## Job
Pick out the lines containing "align".

--- start of Input rows ---

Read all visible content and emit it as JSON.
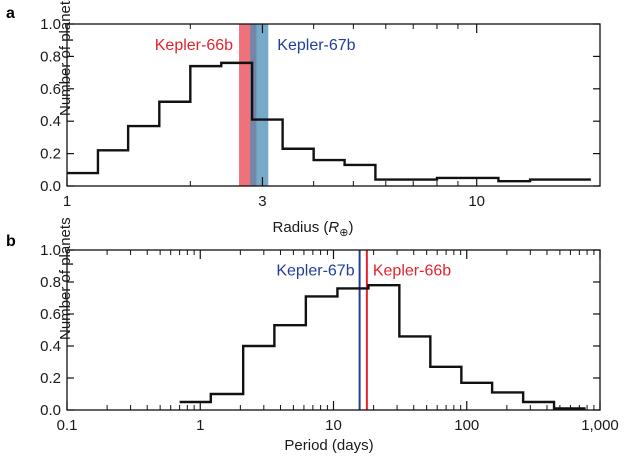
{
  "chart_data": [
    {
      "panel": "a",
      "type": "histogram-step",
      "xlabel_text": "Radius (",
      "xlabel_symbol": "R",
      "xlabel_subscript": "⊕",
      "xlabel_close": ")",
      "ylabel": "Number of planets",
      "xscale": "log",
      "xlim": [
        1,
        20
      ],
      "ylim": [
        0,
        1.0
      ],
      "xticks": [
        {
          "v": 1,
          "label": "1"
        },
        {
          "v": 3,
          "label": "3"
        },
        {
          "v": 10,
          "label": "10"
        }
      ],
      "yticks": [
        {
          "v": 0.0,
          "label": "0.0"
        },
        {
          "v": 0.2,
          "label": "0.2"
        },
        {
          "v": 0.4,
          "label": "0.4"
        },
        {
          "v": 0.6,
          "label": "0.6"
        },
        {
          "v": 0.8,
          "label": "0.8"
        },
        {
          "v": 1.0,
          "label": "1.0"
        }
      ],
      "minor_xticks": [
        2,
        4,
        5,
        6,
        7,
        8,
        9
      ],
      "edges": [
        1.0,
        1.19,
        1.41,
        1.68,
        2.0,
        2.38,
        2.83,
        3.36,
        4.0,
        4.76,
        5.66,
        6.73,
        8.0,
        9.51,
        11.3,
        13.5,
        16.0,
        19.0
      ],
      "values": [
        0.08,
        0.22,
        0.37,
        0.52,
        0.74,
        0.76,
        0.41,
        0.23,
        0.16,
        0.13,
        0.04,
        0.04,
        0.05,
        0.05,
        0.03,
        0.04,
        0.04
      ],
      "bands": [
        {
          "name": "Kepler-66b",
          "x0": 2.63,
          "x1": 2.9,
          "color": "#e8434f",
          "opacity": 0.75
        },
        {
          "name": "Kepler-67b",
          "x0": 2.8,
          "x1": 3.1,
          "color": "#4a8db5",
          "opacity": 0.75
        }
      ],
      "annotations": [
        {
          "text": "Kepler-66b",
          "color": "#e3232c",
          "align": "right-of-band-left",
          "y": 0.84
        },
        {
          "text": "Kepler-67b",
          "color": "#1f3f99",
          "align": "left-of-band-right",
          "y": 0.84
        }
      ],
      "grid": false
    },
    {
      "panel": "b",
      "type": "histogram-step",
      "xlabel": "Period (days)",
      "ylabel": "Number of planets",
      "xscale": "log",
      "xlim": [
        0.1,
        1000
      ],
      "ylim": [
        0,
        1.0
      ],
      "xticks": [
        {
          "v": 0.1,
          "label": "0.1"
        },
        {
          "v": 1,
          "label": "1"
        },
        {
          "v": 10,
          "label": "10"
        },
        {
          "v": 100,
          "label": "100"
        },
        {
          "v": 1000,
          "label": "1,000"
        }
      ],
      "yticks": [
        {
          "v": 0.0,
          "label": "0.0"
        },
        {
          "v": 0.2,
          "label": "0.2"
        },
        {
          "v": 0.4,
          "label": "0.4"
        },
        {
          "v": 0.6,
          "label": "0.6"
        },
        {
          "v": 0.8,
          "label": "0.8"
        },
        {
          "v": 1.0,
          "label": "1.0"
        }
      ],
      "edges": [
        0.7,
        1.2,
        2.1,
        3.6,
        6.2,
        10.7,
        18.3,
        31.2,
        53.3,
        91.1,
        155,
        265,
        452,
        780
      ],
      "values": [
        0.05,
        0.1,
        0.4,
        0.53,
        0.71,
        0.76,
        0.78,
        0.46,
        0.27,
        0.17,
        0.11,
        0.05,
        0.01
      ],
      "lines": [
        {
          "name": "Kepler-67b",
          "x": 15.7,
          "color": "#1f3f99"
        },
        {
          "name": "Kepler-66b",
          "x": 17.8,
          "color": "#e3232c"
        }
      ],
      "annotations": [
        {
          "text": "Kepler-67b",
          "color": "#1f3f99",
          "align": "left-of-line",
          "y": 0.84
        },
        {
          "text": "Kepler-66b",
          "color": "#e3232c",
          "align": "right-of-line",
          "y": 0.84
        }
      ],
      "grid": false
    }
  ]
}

--- end of Input rows ---

## Exercise result
          "align": "right-of-band-left",
          "align": "left-of-band-right",
          "align": "left-of-line",
          "align": "right-of-line",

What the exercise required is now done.